**INPUT DATA:**
# # # # #

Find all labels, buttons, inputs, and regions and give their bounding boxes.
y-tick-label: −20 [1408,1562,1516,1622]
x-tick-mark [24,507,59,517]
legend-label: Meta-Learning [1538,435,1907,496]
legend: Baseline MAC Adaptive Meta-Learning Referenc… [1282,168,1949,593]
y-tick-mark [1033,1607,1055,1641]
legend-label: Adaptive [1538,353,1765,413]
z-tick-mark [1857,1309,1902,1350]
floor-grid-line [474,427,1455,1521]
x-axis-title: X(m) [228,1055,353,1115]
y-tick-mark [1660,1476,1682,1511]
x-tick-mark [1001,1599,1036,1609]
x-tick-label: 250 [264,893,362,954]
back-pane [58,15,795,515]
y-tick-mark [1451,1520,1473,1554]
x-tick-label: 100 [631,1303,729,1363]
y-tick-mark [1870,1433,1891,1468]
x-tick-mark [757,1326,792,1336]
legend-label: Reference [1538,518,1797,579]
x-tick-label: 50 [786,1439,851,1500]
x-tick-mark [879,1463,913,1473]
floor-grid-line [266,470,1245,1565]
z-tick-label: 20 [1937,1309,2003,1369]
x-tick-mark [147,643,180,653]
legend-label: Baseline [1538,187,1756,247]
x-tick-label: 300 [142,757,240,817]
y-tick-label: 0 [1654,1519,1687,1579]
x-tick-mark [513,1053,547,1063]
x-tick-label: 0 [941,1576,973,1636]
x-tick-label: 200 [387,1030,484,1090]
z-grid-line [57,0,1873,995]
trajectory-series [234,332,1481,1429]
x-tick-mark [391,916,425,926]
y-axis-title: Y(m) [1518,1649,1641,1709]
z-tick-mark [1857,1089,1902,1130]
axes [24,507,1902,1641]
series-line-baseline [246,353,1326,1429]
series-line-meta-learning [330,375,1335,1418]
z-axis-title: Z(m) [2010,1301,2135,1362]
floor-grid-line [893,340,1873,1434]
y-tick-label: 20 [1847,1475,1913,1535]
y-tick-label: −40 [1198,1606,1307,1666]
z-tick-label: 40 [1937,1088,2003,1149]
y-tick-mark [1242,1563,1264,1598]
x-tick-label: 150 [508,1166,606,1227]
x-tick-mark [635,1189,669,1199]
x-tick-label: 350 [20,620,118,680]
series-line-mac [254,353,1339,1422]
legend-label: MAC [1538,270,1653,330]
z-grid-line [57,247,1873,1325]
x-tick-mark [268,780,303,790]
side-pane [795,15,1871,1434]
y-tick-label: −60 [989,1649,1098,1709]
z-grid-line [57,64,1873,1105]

# # # # #

**WHAT THE EXERCISE ASKS:** Arrange every line of the listing above as a JSON list of strings, one string per line, leaving out blank lines.

**COMPLETED TASK:**
[
  "Find all labels, buttons, inputs, and regions and give their bounding boxes.",
  "y-tick-label: −20 [1408,1562,1516,1622]",
  "x-tick-mark [24,507,59,517]",
  "legend-label: Meta-Learning [1538,435,1907,496]",
  "legend: Baseline MAC Adaptive Meta-Learning Referenc… [1282,168,1949,593]",
  "y-tick-mark [1033,1607,1055,1641]",
  "legend-label: Adaptive [1538,353,1765,413]",
  "z-tick-mark [1857,1309,1902,1350]",
  "floor-grid-line [474,427,1455,1521]",
  "x-axis-title: X(m) [228,1055,353,1115]",
  "y-tick-mark [1660,1476,1682,1511]",
  "x-tick-mark [1001,1599,1036,1609]",
  "x-tick-label: 250 [264,893,362,954]",
  "back-pane [58,15,795,515]",
  "y-tick-mark [1451,1520,1473,1554]",
  "x-tick-label: 100 [631,1303,729,1363]",
  "y-tick-mark [1870,1433,1891,1468]",
  "x-tick-mark [757,1326,792,1336]",
  "legend-label: Reference [1538,518,1797,579]",
  "x-tick-label: 50 [786,1439,851,1500]",
  "x-tick-mark [879,1463,913,1473]",
  "floor-grid-line [266,470,1245,1565]",
  "z-tick-label: 20 [1937,1309,2003,1369]",
  "x-tick-mark [147,643,180,653]",
  "legend-label: Baseline [1538,187,1756,247]",
  "x-tick-label: 300 [142,757,240,817]",
  "y-tick-label: 0 [1654,1519,1687,1579]",
  "x-tick-mark [513,1053,547,1063]",
  "x-tick-label: 0 [941,1576,973,1636]",
  "x-tick-label: 200 [387,1030,484,1090]",
  "z-grid-line [57,0,1873,995]",
  "trajectory-series [234,332,1481,1429]",
  "x-tick-mark [391,916,425,926]",
  "y-axis-title: Y(m) [1518,1649,1641,1709]",
  "z-tick-mark [1857,1089,1902,1130]",
  "axes [24,507,1902,1641]",
  "series-line-baseline [246,353,1326,1429]",
  "series-line-meta-learning [330,375,1335,1418]",
  "z-axis-title: Z(m) [2010,1301,2135,1362]",
  "floor-grid-line [893,340,1873,1434]",
  "y-tick-label: 20 [1847,1475,1913,1535]",
  "y-tick-label: −40 [1198,1606,1307,1666]",
  "z-tick-label: 40 [1937,1088,2003,1149]",
  "y-tick-mark [1242,1563,1264,1598]",
  "x-tick-label: 150 [508,1166,606,1227]",
  "x-tick-mark [635,1189,669,1199]",
  "x-tick-label: 350 [20,620,118,680]",
  "series-line-mac [254,353,1339,1422]",
  "legend-label: MAC [1538,270,1653,330]",
  "z-grid-line [57,247,1873,1325]",
  "x-tick-mark [268,780,303,790]",
  "side-pane [795,15,1871,1434]",
  "y-tick-label: −60 [989,1649,1098,1709]",
  "z-grid-line [57,64,1873,1105]"
]